(Source records)

— Start —

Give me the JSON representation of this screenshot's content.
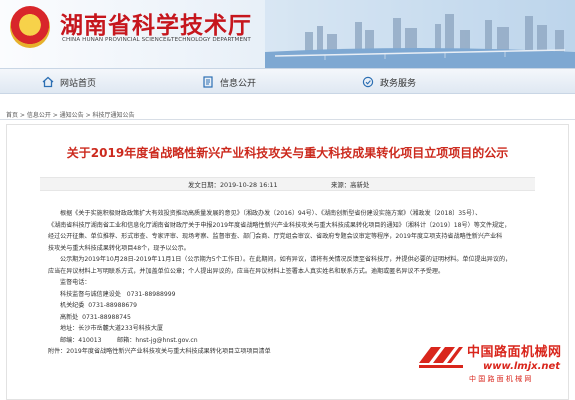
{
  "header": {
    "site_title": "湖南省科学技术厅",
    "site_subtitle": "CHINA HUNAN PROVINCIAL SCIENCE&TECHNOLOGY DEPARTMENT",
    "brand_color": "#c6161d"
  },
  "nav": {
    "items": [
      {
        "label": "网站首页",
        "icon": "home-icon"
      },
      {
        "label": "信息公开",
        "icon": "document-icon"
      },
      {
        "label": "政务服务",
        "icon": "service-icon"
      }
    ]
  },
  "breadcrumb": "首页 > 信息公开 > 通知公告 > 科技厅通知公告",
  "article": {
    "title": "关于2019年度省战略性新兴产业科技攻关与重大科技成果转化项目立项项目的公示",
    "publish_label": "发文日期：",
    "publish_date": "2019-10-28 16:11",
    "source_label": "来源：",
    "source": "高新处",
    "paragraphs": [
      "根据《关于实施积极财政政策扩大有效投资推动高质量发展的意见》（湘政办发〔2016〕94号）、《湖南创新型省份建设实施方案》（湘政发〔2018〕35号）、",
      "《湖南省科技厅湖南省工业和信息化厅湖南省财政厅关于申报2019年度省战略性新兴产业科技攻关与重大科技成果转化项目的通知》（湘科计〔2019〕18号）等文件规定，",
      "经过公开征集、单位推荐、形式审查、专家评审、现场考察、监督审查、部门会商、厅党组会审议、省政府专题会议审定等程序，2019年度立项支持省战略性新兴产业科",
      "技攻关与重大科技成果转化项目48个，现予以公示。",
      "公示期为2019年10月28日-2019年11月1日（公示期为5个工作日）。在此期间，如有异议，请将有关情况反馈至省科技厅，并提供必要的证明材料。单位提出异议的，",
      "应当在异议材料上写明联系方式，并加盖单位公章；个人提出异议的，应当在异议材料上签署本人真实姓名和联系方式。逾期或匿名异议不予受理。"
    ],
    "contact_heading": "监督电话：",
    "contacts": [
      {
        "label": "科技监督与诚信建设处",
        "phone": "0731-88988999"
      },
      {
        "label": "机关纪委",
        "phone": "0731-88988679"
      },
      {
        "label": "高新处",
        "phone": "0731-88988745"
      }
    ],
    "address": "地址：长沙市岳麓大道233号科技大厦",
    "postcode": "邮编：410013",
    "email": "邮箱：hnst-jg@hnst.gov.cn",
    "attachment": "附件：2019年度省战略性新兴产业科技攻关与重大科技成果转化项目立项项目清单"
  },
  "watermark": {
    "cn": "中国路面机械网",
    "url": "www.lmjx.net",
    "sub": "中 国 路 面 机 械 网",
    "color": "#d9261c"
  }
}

— End —

## [Task to complete]
Return all lines with the word "phone" in them.

## [Complete answer]
        "phone": "0731-88988999"
        "phone": "0731-88988679"
        "phone": "0731-88988745"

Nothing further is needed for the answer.